What is asked:
From the line containing "Transcribe the text in this document." down to the last line of the listing, quote everything word for word, and nothing else, keeping pictures out.

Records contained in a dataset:
┌──

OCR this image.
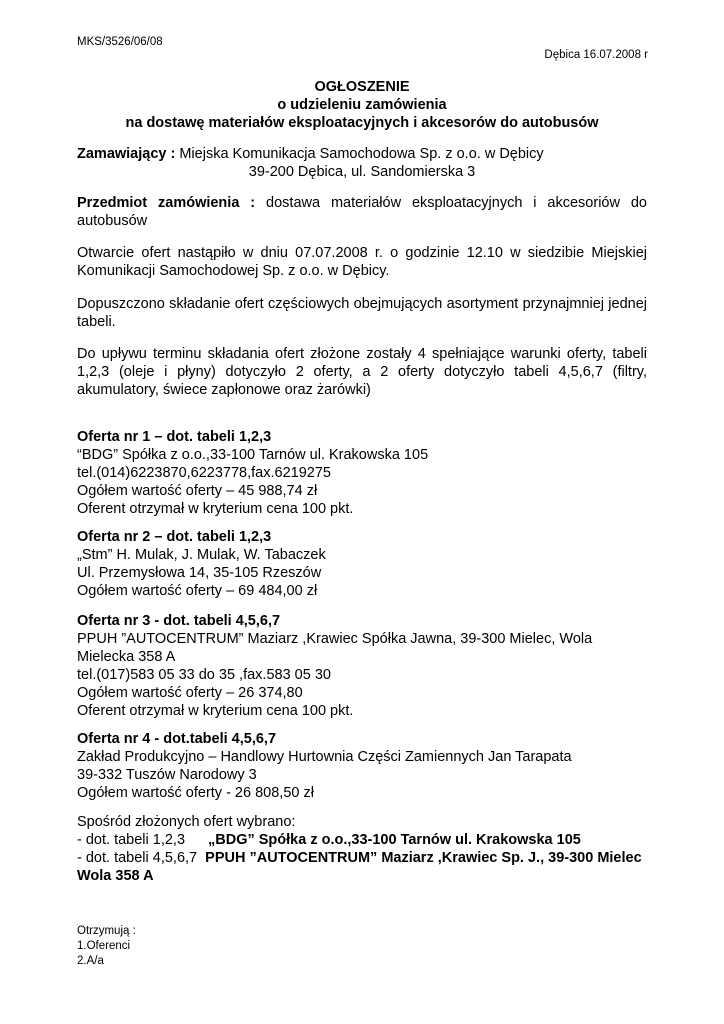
MKS/3526/06/08
Dębica 16.07.2008 r
OGŁOSZENIE
o udzieleniu zamówienia
na dostawę materiałów eksploatacyjnych i akcesorów do autobusów
Zamawiający : Miejska Komunikacja Samochodowa Sp. z o.o. w Dębicy
39-200 Dębica, ul. Sandomierska 3
Przedmiot zamówienia : dostawa materiałów eksploatacyjnych i akcesoriów do autobusów
Otwarcie ofert nastąpiło w dniu 07.07.2008 r. o godzinie 12.10 w siedzibie Miejskiej Komunikacji Samochodowej Sp. z o.o. w Dębicy.
Dopuszczono składanie ofert częściowych obejmujących asortyment przynajmniej jednej tabeli.
Do upływu terminu składania ofert złożone zostały 4 spełniające warunki oferty, tabeli 1,2,3 (oleje i płyny) dotyczyło 2 oferty, a 2 oferty dotyczyło tabeli 4,5,6,7 (filtry, akumulatory, świece zapłonowe oraz żarówki)
Oferta nr 1 – dot. tabeli 1,2,3
“BDG” Spółka z o.o.,33-100 Tarnów ul. Krakowska 105
tel.(014)6223870,6223778,fax.6219275
Ogółem wartość oferty – 45 988,74 zł
Oferent otrzymał w kryterium cena 100 pkt.
Oferta nr 2 – dot. tabeli 1,2,3
„Stm” H. Mulak, J. Mulak, W. Tabaczek
Ul. Przemysłowa 14, 35-105 Rzeszów
Ogółem wartość oferty – 69 484,00 zł
Oferta nr 3 - dot. tabeli 4,5,6,7
PPUH ”AUTOCENTRUM” Maziarz ,Krawiec Spółka Jawna, 39-300 Mielec, Wola Mielecka 358 A
tel.(017)583 05 33 do 35 ,fax.583 05 30
Ogółem wartość oferty – 26 374,80
Oferent otrzymał w kryterium cena 100 pkt.
Oferta nr 4 - dot.tabeli 4,5,6,7
Zakład Produkcyjno – Handlowy Hurtownia Części Zamiennych Jan Tarapata
39-332 Tuszów Narodowy 3
Ogółem wartość oferty - 26 808,50 zł
Spośród złożonych ofert wybrano:
- dot. tabeli 1,2,3 „BDG” Spółka z o.o.,33-100 Tarnów ul. Krakowska 105
- dot. tabeli 4,5,6,7 PPUH ”AUTOCENTRUM” Maziarz ,Krawiec Sp. J., 39-300 Mielec Wola 358 A
Otrzymują :
1.Oferenci
2.A/a
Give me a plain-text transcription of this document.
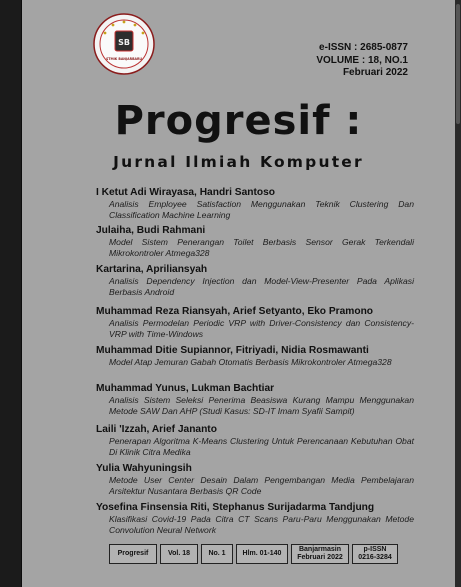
SB
STMIK BANJARBARU
e-ISSN : 2685-0877
VOLUME : 18, NO.1
Februari 2022
Progresif :
Jurnal Ilmiah Komputer
I Ketut Adi Wirayasa, Handri Santoso
Analisis Employee Satisfaction Menggunakan Teknik Clustering Dan Classification Machine Learning
Julaiha, Budi Rahmani
Model Sistem Penerangan Toilet Berbasis Sensor Gerak Terkendali Mikrokontroler Atmega328
Kartarina, Apriliansyah
Analisis Dependency Injection dan Model-View-Presenter Pada Aplikasi Berbasis Android
Muhammad Reza Riansyah, Arief Setyanto, Eko Pramono
Analisis Permodelan Periodic VRP with Driver-Consistency dan Consistency-VRP with Time-Windows
Muhammad Ditie Supiannor, Fitriyadi, Nidia Rosmawanti
Model Atap Jemuran Gabah Otomatis Berbasis Mikrokontroler Atmega328
Muhammad Yunus, Lukman Bachtiar
Analisis Sistem Seleksi Penerima Beasiswa Kurang Mampu Menggunakan Metode SAW Dan AHP (Studi Kasus: SD-IT Imam Syafii Sampit)
Laili 'Izzah, Arief Jananto
Penerapan Algoritma K-Means Clustering Untuk Perencanaan Kebutuhan Obat Di Klinik Citra Medika
Yulia Wahyuningsih
Metode User Center Desain Dalam Pengembangan Media Pembelajaran Arsitektur Nusantara Berbasis QR Code
Yosefina Finsensia Riti, Stephanus Surijadarma Tandjung
Klasifikasi Covid-19 Pada Citra CT Scans Paru-Paru Menggunakan Metode Convolution Neural Network
Progresif	Vol. 18	No. 1	Hlm. 01-140
Banjarmasin
Februari 2022
p-ISSN
0216-3284
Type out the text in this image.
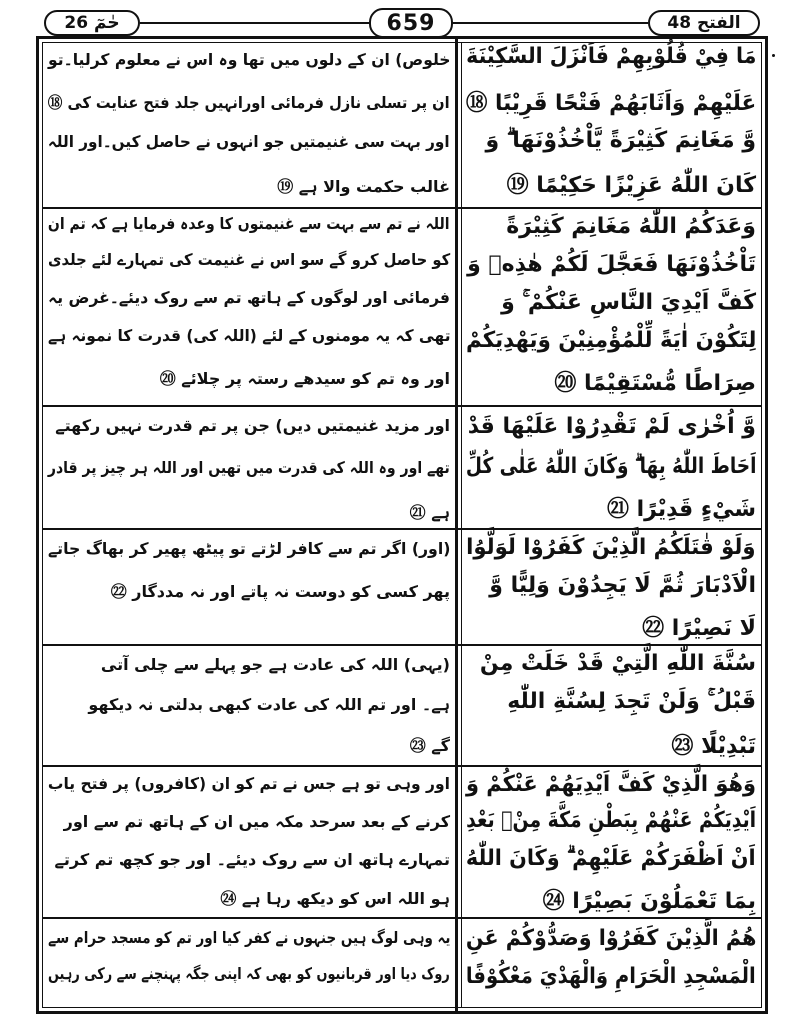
حٰمٓ 26	659	الفتح 48
مَا فِيْ قُلُوْبِهِمْ فَاَنْزَلَ السَّكِيْنَةَ
عَلَيْهِمْ وَاَثَابَهُمْ فَتْحًا قَرِيْبًا ⑱
وَّ مَغَانِمَ كَثِيْرَةً يَّاْخُذُوْنَهَا ۗ وَ
كَانَ اللّٰهُ عَزِيْزًا حَكِيْمًا ⑲
خلوص) ان کے دلوں میں تھا وہ اس نے معلوم کرلیا۔تو
ان پر تسلی نازل فرمائی اورانہیں جلد فتح عنایت کی ⑱
اور بہت سی غنیمتیں جو انہوں نے حاصل کیں۔اور اللہ
غالب حکمت والا ہے ⑲
وَعَدَكُمُ اللّٰهُ مَغَانِمَ كَثِيْرَةً
تَاْخُذُوْنَهَا فَعَجَّلَ لَكُمْ هٰذِهٖ وَ
كَفَّ اَيْدِيَ النَّاسِ عَنْكُمْ ۚ وَ
لِتَكُوْنَ اٰيَةً لِّلْمُؤْمِنِيْنَ وَيَهْدِيَكُمْ
صِرَاطًا مُّسْتَقِيْمًا ⑳
اللہ نے تم سے بہت سے غنیمتوں کا وعدہ فرمایا ہے کہ تم ان
کو حاصل کرو گے سو اس نے غنیمت کی تمہارے لئے جلدی
فرمائی اور لوگوں کے ہاتھ تم سے روک دیئے۔غرض یہ
تھی کہ یہ مومنوں کے لئے (اللہ کی) قدرت کا نمونہ ہے
اور وہ تم کو سیدھے رستہ پر چلائے ⑳
وَّ اُخْرٰى لَمْ تَقْدِرُوْا عَلَيْهَا قَدْ
اَحَاطَ اللّٰهُ بِهَا ۗ وَكَانَ اللّٰهُ عَلٰى كُلِّ
شَيْءٍ قَدِيْرًا ㉑
اور مزید غنیمتیں دیں) جن پر تم قدرت نہیں رکھتے
تھے اور وہ اللہ کی قدرت میں تھیں اور اللہ ہر چیز پر قادر
ہے ㉑
وَلَوْ قٰتَلَكُمُ الَّذِيْنَ كَفَرُوْا لَوَلَّوُا
الْاَدْبَارَ ثُمَّ لَا يَجِدُوْنَ وَلِيًّا وَّ
لَا نَصِيْرًا ㉒
(اور) اگر تم سے کافر لڑتے تو پیٹھ پھیر کر بھاگ جاتے
پھر کسی کو دوست نہ پاتے اور نہ مددگار ㉒
سُنَّةَ اللّٰهِ الَّتِيْ قَدْ خَلَتْ مِنْ
قَبْلُ ۚ وَلَنْ تَجِدَ لِسُنَّةِ اللّٰهِ
تَبْدِيْلًا ㉓
(یہی) اللہ کی عادت ہے جو پہلے سے چلی آتی
ہے۔ اور تم اللہ کی عادت کبھی بدلتی نہ دیکھو
گے ㉓
وَهُوَ الَّذِيْ كَفَّ اَيْدِيَهُمْ عَنْكُمْ وَ
اَيْدِيَكُمْ عَنْهُمْ بِبَطْنِ مَكَّةَ مِنْۢ بَعْدِ
اَنْ اَظْفَرَكُمْ عَلَيْهِمْ ۗ وَكَانَ اللّٰهُ
بِمَا تَعْمَلُوْنَ بَصِيْرًا ㉔
اور وہی تو ہے جس نے تم کو ان (کافروں) پر فتح یاب
کرنے کے بعد سرحد مکہ میں ان کے ہاتھ تم سے اور
تمہارے ہاتھ ان سے روک دیئے۔ اور جو کچھ تم کرتے
ہو اللہ اس کو دیکھ رہا ہے ㉔
هُمُ الَّذِيْنَ كَفَرُوْا وَصَدُّوْكُمْ عَنِ
الْمَسْجِدِ الْحَرَامِ وَالْهَدْيَ مَعْكُوْفًا
یہ وہی لوگ ہیں جنہوں نے کفر کیا اور تم کو مسجد حرام سے
روک دیا اور قربانیوں کو بھی کہ اپنی جگہ پہنچنے سے رکی رہیں
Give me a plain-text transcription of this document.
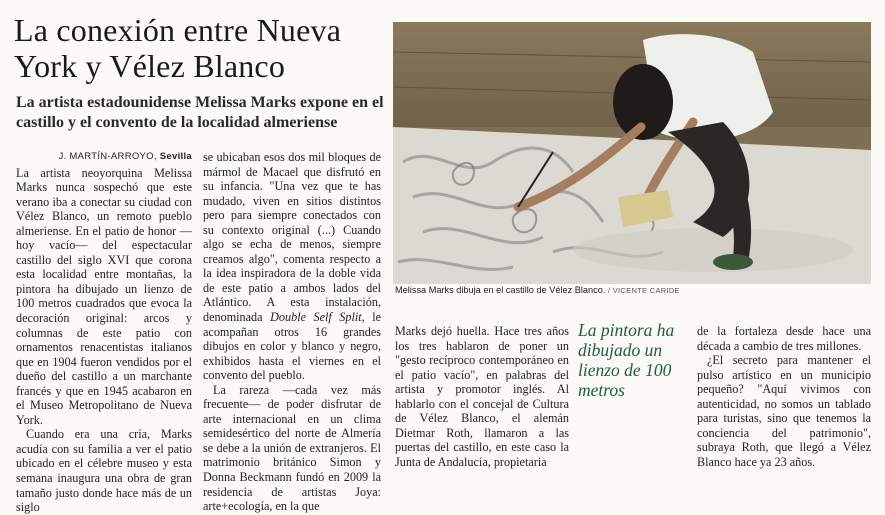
La conexión entre Nueva York y Vélez Blanco
La artista estadounidense Melissa Marks expone en el castillo y el convento de la localidad almeriense
J. MARTÍN-ARROYO, Sevilla

La artista neoyorquina Melissa Marks nunca sospechó que este verano iba a conectar su ciudad con Vélez Blanco, un remoto pueblo almeriense. En el patio de honor —hoy vacío— del espectacular castillo del siglo XVI que corona esta localidad entre montañas, la pintora ha dibujado un lienzo de 100 metros cuadrados que evoca la decoración original: arcos y columnas de este patio con ornamentos renacentistas italianos que en 1904 fueron vendidos por el dueño del castillo a un marchante francés y que en 1945 acabaron en el Museo Metropolitano de Nueva York.

Cuando era una cría, Marks acudía con su familia a ver el patio ubicado en el célebre museo y esta semana inaugura una obra de gran tamaño justo donde hace más de un siglo

se ubicaban esos dos mil bloques de mármol de Macael que disfrutó en su infancia. "Una vez que te has mudado, viven en sitios distintos pero para siempre conectados con su contexto original (...) Cuando algo se echa de menos, siempre creamos algo", comenta respecto a la idea inspiradora de la doble vida de este patio a ambos lados del Atlántico. A esta instalación, denominada Double Self Split, le acompañan otros 16 grandes dibujos en color y blanco y negro, exhibidos hasta el viernes en el convento del pueblo.

La rareza —cada vez más frecuente— de poder disfrutar de arte internacional en un clima semidesértico del norte de Almería se debe a la unión de extranjeros. El matrimonio británico Simon y Donna Beckmann fundó en 2009 la residencia de artistas Joya: arte+ecología, en la que

Melissa Marks dibuja en el castillo de Vélez Blanco. / VICENTE CARIDE

Marks dejó huella. Hace tres años los tres hablaron de poner un "gesto recíproco contemporáneo en el patio vacío", en palabras del artista y promotor inglés. Al hablarlo con el concejal de Cultura de Vélez Blanco, el alemán Dietmar Roth, llamaron a las puertas del castillo, en este caso la Junta de Andalucía, propietaria

La pintora ha dibujado un lienzo de 100 metros

de la fortaleza desde hace una década a cambio de tres millones.

¿El secreto para mantener el pulso artístico en un municipio pequeño? "Aquí vivimos con autenticidad, no somos un tablado para turistas, sino que tenemos la conciencia del patrimonio", subraya Roth, que llegó a Vélez Blanco hace ya 23 años.
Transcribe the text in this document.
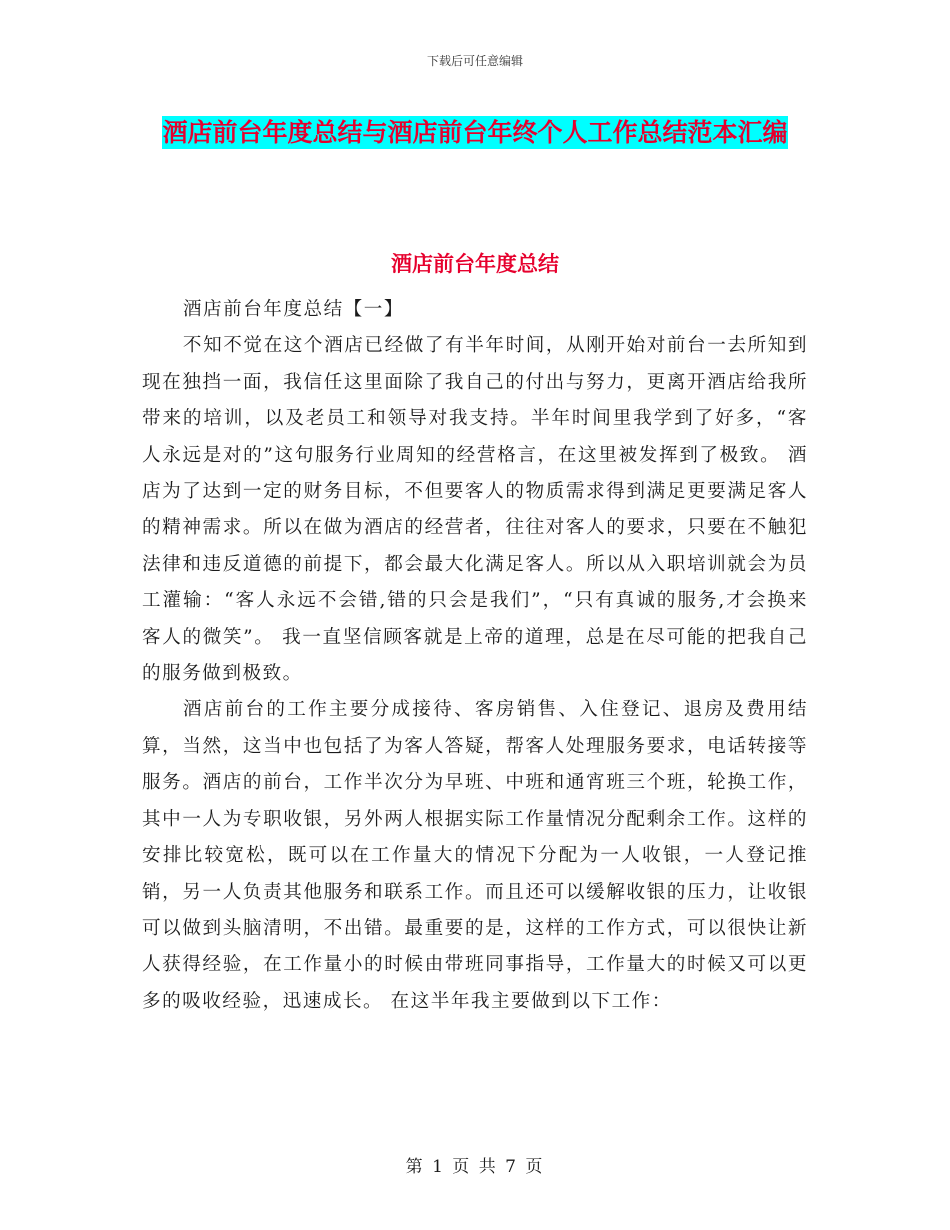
下载后可任意编辑
酒店前台年度总结与酒店前台年终个人工作总结范本汇编
酒店前台年度总结

酒店前台年度总结【一】

不知不觉在这个酒店已经做了有半年时间，从刚开始对前台一去所知到现在独挡一面，我信任这里面除了我自己的付出与努力，更离开酒店给我所带来的培训，以及老员工和领导对我支持。半年时间里我学到了好多，“客人永远是对的”这句服务行业周知的经营格言，在这里被发挥到了极致。 酒店为了达到一定的财务目标，不但要客人的物质需求得到满足更要满足客人的精神需求。所以在做为酒店的经营者，往往对客人的要求，只要在不触犯法律和违反道德的前提下，都会最大化满足客人。所以从入职培训就会为员工灌输：“客人永远不会错,错的只会是我们”，“只有真诚的服务,才会换来客人的微笑”。 我一直坚信顾客就是上帝的道理，总是在尽可能的把我自己的服务做到极致。

酒店前台的工作主要分成接待、客房销售、入住登记、退房及费用结算，当然，这当中也包括了为客人答疑，帮客人处理服务要求，电话转接等服务。酒店的前台，工作半次分为早班、中班和通宵班三个班，轮换工作，其中一人为专职收银，另外两人根据实际工作量情况分配剩余工作。这样的安排比较宽松，既可以在工作量大的情况下分配为一人收银，一人登记推销，另一人负责其他服务和联系工作。而且还可以缓解收银的压力，让收银可以做到头脑清明，不出错。最重要的是，这样的工作方式，可以很快让新人获得经验，在工作量小的时候由带班同事指导，工作量大的时候又可以更多的吸收经验，迅速成长。 在这半年我主要做到以下工作：

第 1 页 共 7 页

└──

Completed exercise:
Transcribe the text in this document.
下载后可任意编辑
酒店前台年度总结与酒店前台年终个人工作总结范本汇编
酒店前台年度总结

酒店前台年度总结【一】

不知不觉在这个酒店已经做了有半年时间，从刚开始对前台一去所知到现在独挡一面，我信任这里面除了我自己的付出与努力，更离开酒店给我所带来的培训，以及老员工和领导对我支持。半年时间里我学到了好多，“客人永远是对的”这句服务行业周知的经营格言，在这里被发挥到了极致。 酒店为了达到一定的财务目标，不但要客人的物质需求得到满足更要满足客人的精神需求。所以在做为酒店的经营者，往往对客人的要求，只要在不触犯法律和违反道德的前提下，都会最大化满足客人。所以从入职培训就会为员工灌输：“客人永远不会错,错的只会是我们”，“只有真诚的服务,才会换来客人的微笑”。 我一直坚信顾客就是上帝的道理，总是在尽可能的把我自己的服务做到极致。

酒店前台的工作主要分成接待、客房销售、入住登记、退房及费用结算，当然，这当中也包括了为客人答疑，帮客人处理服务要求，电话转接等服务。酒店的前台，工作半次分为早班、中班和通宵班三个班，轮换工作，其中一人为专职收银，另外两人根据实际工作量情况分配剩余工作。这样的安排比较宽松，既可以在工作量大的情况下分配为一人收银，一人登记推销，另一人负责其他服务和联系工作。而且还可以缓解收银的压力，让收银可以做到头脑清明，不出错。最重要的是，这样的工作方式，可以很快让新人获得经验，在工作量小的时候由带班同事指导，工作量大的时候又可以更多的吸收经验，迅速成长。 在这半年我主要做到以下工作：

第 1 页 共 7 页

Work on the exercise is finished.